*Source document*.
============

If you want to make it so it's not NECESSARY for women to marry to protect themselves the main things that need to change are:

Attitudes to women of child bearing age in general.
Employment equality
Pay equality
Pensions equality
Laws regarding nrps responsibility to children from previous relationships (including inheritance laws)

Because then -

Mothers won't need marriage because they'll be self sufficient.

Women who's partners haven't made wills or made them without considering or "cutting off" their partners will be self sufficient

Women who's partners become chronically ill or disabled won't be more vulnerable if unmarried because they will be self sufficient

UNTIL THEN marriage is in many ways not only the best but the ONLY protection women have against being made homeless, of being thrown into serious financial difficulty at one of the worst times of their lives.

Noqont so very sorry for you and your family's loss. The real life instances I know where the women were hugely disadvantaged by being unmarried both involved their partners dying. They both lost their homes to their partners other family. Other issues regarding funeral arrangements, support of the surviving children caused much heartache. What was shocking to me was that when these women's partners were alive, there was no animosity, no tension between the women and their partners relatives. Their appalling behaviour after the partner died came out of the clear blue sky!

Cupofcoffeetime
"If both parties are happy then what does it matter if they are legally married or not?" Because the problems don't arise when everything is running smoothly, they arise when the shit hits the fan! As thumbwitches, me, bowing and several others can attest to - THAT is when you find out what people will really sink to! Be that ex partners, their parents, their children... And you CANNOT always predict how bad it can get. My ex showed NO signs of being a potential deadbeat dad, his father wasn't, he wasn't close friends with anyone like that, he never even threatened such things during arguments! Yet the transformation was almost instantaneous! Within days he refused to communicate, emptied and froze the JOINT bank account (into which the CB and tax credits were paid) without telling me. The first I knew was the cliche of being in the supermarket and my debit card being declined! I had no other money or source of income or even a bank account!

============

*Information shown*.
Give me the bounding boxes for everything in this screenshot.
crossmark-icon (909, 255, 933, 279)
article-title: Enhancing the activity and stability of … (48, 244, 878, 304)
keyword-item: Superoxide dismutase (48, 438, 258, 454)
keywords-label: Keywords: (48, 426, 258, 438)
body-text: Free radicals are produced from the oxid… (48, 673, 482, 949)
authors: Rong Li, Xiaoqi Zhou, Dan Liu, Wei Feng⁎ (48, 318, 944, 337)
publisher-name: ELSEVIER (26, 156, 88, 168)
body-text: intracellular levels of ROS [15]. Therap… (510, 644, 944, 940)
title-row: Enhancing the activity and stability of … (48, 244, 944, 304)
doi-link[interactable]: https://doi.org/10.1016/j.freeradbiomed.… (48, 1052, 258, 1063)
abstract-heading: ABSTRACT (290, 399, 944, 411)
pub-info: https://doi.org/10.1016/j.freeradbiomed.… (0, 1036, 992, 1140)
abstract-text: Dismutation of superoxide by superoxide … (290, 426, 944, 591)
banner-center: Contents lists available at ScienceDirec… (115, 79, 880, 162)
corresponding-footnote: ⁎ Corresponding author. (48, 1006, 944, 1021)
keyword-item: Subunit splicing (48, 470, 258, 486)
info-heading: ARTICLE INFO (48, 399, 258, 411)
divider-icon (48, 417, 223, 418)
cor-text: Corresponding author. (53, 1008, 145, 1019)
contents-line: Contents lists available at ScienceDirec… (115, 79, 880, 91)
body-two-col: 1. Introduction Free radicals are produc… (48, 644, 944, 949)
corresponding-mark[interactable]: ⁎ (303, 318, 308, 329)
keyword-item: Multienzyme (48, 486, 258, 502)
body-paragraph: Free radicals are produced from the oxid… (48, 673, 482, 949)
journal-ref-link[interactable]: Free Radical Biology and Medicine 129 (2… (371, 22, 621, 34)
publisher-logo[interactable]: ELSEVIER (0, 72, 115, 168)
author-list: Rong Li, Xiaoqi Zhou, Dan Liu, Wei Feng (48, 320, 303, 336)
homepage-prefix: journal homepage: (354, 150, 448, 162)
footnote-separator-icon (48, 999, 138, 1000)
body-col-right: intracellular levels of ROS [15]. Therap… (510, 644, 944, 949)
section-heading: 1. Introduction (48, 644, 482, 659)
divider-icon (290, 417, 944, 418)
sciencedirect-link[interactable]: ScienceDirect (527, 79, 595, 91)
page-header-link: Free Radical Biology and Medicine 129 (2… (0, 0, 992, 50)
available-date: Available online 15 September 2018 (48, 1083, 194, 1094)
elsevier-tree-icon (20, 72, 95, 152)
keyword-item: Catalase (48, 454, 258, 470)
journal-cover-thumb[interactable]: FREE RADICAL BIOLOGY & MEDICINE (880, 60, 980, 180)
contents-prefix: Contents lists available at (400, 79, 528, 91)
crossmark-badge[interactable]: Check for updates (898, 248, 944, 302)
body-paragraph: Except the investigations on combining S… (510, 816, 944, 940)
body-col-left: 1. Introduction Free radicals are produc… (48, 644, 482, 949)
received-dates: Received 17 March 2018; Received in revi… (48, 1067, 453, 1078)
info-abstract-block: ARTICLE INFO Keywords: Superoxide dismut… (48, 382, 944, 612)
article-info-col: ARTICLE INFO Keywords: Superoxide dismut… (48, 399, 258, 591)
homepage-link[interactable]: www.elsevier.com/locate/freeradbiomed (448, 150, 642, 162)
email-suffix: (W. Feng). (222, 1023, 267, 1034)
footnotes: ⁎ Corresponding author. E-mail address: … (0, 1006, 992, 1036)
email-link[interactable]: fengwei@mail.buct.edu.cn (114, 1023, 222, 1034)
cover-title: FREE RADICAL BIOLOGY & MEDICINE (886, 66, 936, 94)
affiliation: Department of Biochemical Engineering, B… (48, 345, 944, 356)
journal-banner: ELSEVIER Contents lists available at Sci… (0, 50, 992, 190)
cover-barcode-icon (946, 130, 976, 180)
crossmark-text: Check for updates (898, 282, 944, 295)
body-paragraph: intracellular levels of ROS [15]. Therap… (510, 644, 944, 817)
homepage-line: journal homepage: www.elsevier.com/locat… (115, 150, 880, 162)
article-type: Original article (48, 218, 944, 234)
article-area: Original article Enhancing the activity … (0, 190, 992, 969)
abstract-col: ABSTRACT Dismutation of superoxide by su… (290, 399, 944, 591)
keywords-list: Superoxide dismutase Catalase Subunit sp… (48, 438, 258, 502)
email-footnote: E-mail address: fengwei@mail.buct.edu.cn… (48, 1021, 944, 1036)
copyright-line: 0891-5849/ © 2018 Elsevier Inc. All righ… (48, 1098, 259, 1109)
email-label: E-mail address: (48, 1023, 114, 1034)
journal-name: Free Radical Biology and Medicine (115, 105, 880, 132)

============

*Task requirements*.
Reproduce the text above on marriage as financial protection for women, between "UNTIL THEN marriage" and "clear blue sky!", inclusive.

*Output of the exercise*.
UNTIL THEN marriage is in many ways not only the best but the ONLY protection women have against being made homeless, of being thrown into serious financial difficulty at one of the worst times of their lives.

Noqont so very sorry for you and your family's loss. The real life instances I know where the women were hugely disadvantaged by being unmarried both involved their partners dying. They both lost their homes to their partners other family. Other issues regarding funeral arrangements, support of the surviving children caused much heartache. What was shocking to me was that when these women's partners were alive, there was no animosity, no tension between the women and their partners relatives. Their appalling behaviour after the partner died came out of the clear blue sky!